§ **Task details**
In the listing that follows, how many lines include the word "journal"? Only the number is wanted.

§ **Record extracts**
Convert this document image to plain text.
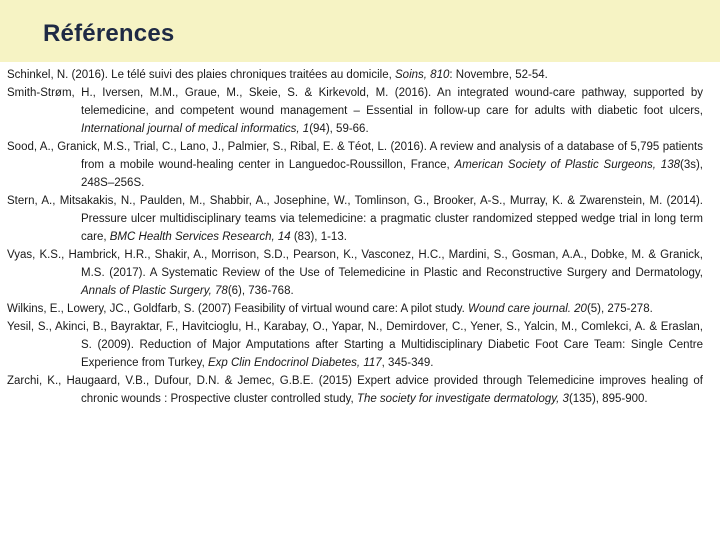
Références

Schinkel, N. (2016). Le télé suivi des plaies chroniques traitées au domicile, Soins, 810: Novembre, 52-54.

Smith-Strøm, H., Iversen, M.M., Graue, M., Skeie, S. & Kirkevold, M. (2016). An integrated wound-care pathway, supported by telemedicine, and competent wound management – Essential in follow-up care for adults with diabetic foot ulcers, International journal of medical informatics, 1(94), 59-66.

Sood, A., Granick, M.S., Trial, C., Lano, J., Palmier, S., Ribal, E. & Téot, L. (2016). A review and analysis of a database of 5,795 patients from a mobile wound-healing center in Languedoc-Roussillon, France, American Society of Plastic Surgeons, 138(3s), 248S–256S.

Stern, A., Mitsakakis, N., Paulden, M., Shabbir, A., Josephine, W., Tomlinson, G., Brooker, A-S., Murray, K. & Zwarenstein, M. (2014). Pressure ulcer multidisciplinary teams via telemedicine: a pragmatic cluster randomized stepped wedge trial in long term care, BMC Health Services Research, 14 (83), 1-13.

Vyas, K.S., Hambrick, H.R., Shakir, A., Morrison, S.D., Pearson, K., Vasconez, H.C., Mardini, S., Gosman, A.A., Dobke, M. & Granick, M.S. (2017). A Systematic Review of the Use of Telemedicine in Plastic and Reconstructive Surgery and Dermatology, Annals of Plastic Surgery, 78(6), 736-768.

Wilkins, E., Lowery, JC., Goldfarb, S. (2007) Feasibility of virtual wound care: A pilot study. Wound care journal. 20(5), 275-278.

Yesil, S., Akinci, B., Bayraktar, F., Havitcioglu, H., Karabay, O., Yapar, N., Demirdover, C., Yener, S., Yalcin, M., Comlekci, A. & Eraslan, S. (2009). Reduction of Major Amputations after Starting a Multidisciplinary Diabetic Foot Care Team: Single Centre Experience from Turkey, Exp Clin Endocrinol Diabetes, 117, 345-349.

Zarchi, K., Haugaard, V.B., Dufour, D.N. & Jemec, G.B.E. (2015) Expert advice provided through Telemedicine improves healing of chronic wounds : Prospective cluster controlled study, The society for investigate dermatology, 3(135), 895-900.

§ **Answer section**
2